___ Task material ___
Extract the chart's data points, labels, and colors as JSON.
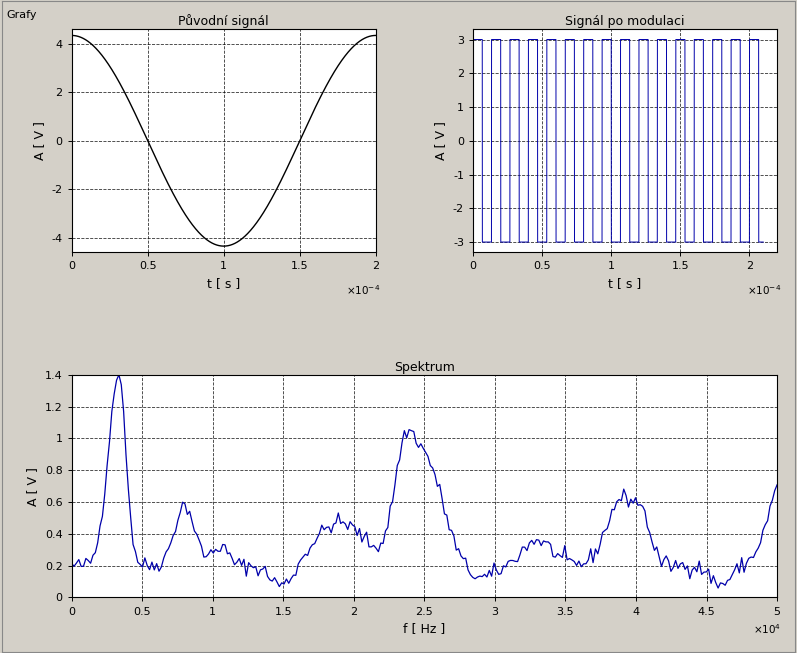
{
  "title_top": "Grafy",
  "plot1_title": "Původní signál",
  "plot2_title": "Signál po modulaci",
  "plot3_title": "Spektrum",
  "plot1_xlabel": "t [ s ]",
  "plot1_ylabel": "A [ V ]",
  "plot2_xlabel": "t [ s ]",
  "plot2_ylabel": "A [ V ]",
  "plot3_xlabel": "f [ Hz ]",
  "plot3_ylabel": "A [ V ]",
  "plot1_xlim": [
    0,
    0.0002
  ],
  "plot1_ylim": [
    -4.6,
    4.6
  ],
  "plot2_xlim": [
    0,
    0.00022
  ],
  "plot2_ylim": [
    -3.3,
    3.3
  ],
  "plot3_xlim": [
    0,
    50000.0
  ],
  "plot3_ylim": [
    0,
    1.4
  ],
  "line_color_1": "#000000",
  "line_color_2": "#0000aa",
  "line_color_3": "#0000aa",
  "bg_color": "#d4d0c8",
  "plot_bg_color": "#ffffff",
  "grid_color": "#000000",
  "font_size_title": 9,
  "font_size_label": 9,
  "font_size_tick": 8,
  "font_size_grafy": 8,
  "signal1_amplitude": 4.35,
  "signal1_freq": 5000,
  "signal2_amplitude": 3.0,
  "signal2_freq": 75000,
  "spectrum_pts": 300
}
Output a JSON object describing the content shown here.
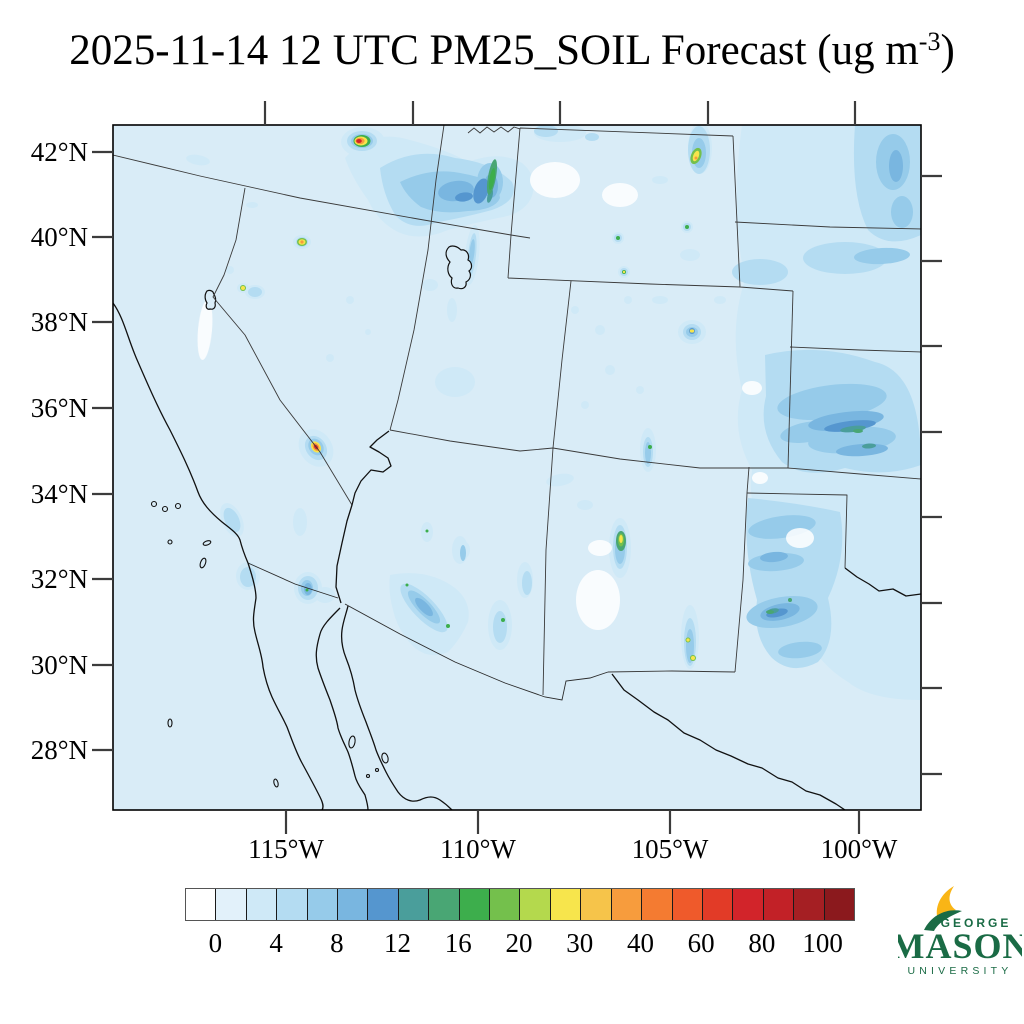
{
  "title": {
    "main": "2025-11-14 12 UTC PM25_SOIL Forecast (ug m",
    "sup": "-3",
    "close": ")"
  },
  "axes": {
    "lat_labels": [
      "42°N",
      "40°N",
      "38°N",
      "36°N",
      "34°N",
      "32°N",
      "30°N",
      "28°N"
    ],
    "lon_labels": [
      "115°W",
      "110°W",
      "105°W",
      "100°W"
    ]
  },
  "colorbar": {
    "tick_labels": [
      "0",
      "4",
      "8",
      "12",
      "16",
      "20",
      "30",
      "40",
      "60",
      "80",
      "100"
    ],
    "segment_colors": [
      "#ffffff",
      "#e2f1fa",
      "#cfe9f7",
      "#b4dcf2",
      "#96cbea",
      "#79b6e0",
      "#5596cf",
      "#4a9e9b",
      "#49a674",
      "#3dae4c",
      "#74c04c",
      "#b4d94d",
      "#f7e54c",
      "#f6c44a",
      "#f79c3d",
      "#f47b31",
      "#ef5a2b",
      "#e23b27",
      "#d2242a",
      "#c22127",
      "#a51f23",
      "#8b191d"
    ]
  },
  "map": {
    "background": "#d9ecf7",
    "border_color": "#000000"
  },
  "logo": {
    "line1": "GEORGE",
    "line2": "MASON",
    "line3": "UNIVERSITY",
    "green": "#1a6b45",
    "gold": "#f9b516"
  }
}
___
→ Written request
All entries are to be retyped exactly. Omit any embedded images.

→ Response
Extract the chart's data points, labels, and colors as JSON.
{
  "title_top": "Grafy",
  "plot1_title": "Původní signál",
  "plot2_title": "Signál po modulaci",
  "plot3_title": "Spektrum",
  "plot1_xlabel": "t [ s ]",
  "plot1_ylabel": "A [ V ]",
  "plot2_xlabel": "t [ s ]",
  "plot2_ylabel": "A [ V ]",
  "plot3_xlabel": "f [ Hz ]",
  "plot3_ylabel": "A [ V ]",
  "plot1_xlim": [
    0,
    0.0002
  ],
  "plot1_ylim": [
    -4.6,
    4.6
  ],
  "plot2_xlim": [
    0,
    0.00022
  ],
  "plot2_ylim": [
    -3.3,
    3.3
  ],
  "plot3_xlim": [
    0,
    50000.0
  ],
  "plot3_ylim": [
    0,
    1.4
  ],
  "line_color_1": "#000000",
  "line_color_2": "#0000aa",
  "line_color_3": "#0000aa",
  "bg_color": "#d4d0c8",
  "plot_bg_color": "#ffffff",
  "grid_color": "#000000",
  "font_size_title": 9,
  "font_size_label": 9,
  "font_size_tick": 8,
  "font_size_grafy": 8,
  "signal1_amplitude": 4.35,
  "signal1_freq": 5000,
  "signal2_amplitude": 3.0,
  "signal2_freq": 75000,
  "spectrum_pts": 300
}
Output a JSON object describing the content shown here.
{
  "title": {
    "main": "2025-11-14 12 UTC PM25_SOIL Forecast (ug m",
    "sup": "-3",
    "close": ")"
  },
  "axes": {
    "lat_labels": [
      "42°N",
      "40°N",
      "38°N",
      "36°N",
      "34°N",
      "32°N",
      "30°N",
      "28°N"
    ],
    "lon_labels": [
      "115°W",
      "110°W",
      "105°W",
      "100°W"
    ]
  },
  "colorbar": {
    "tick_labels": [
      "0",
      "4",
      "8",
      "12",
      "16",
      "20",
      "30",
      "40",
      "60",
      "80",
      "100"
    ],
    "segment_colors": [
      "#ffffff",
      "#e2f1fa",
      "#cfe9f7",
      "#b4dcf2",
      "#96cbea",
      "#79b6e0",
      "#5596cf",
      "#4a9e9b",
      "#49a674",
      "#3dae4c",
      "#74c04c",
      "#b4d94d",
      "#f7e54c",
      "#f6c44a",
      "#f79c3d",
      "#f47b31",
      "#ef5a2b",
      "#e23b27",
      "#d2242a",
      "#c22127",
      "#a51f23",
      "#8b191d"
    ]
  },
  "map": {
    "background": "#d9ecf7",
    "border_color": "#000000"
  },
  "logo": {
    "line1": "GEORGE",
    "line2": "MASON",
    "line3": "UNIVERSITY",
    "green": "#1a6b45",
    "gold": "#f9b516"
  }
}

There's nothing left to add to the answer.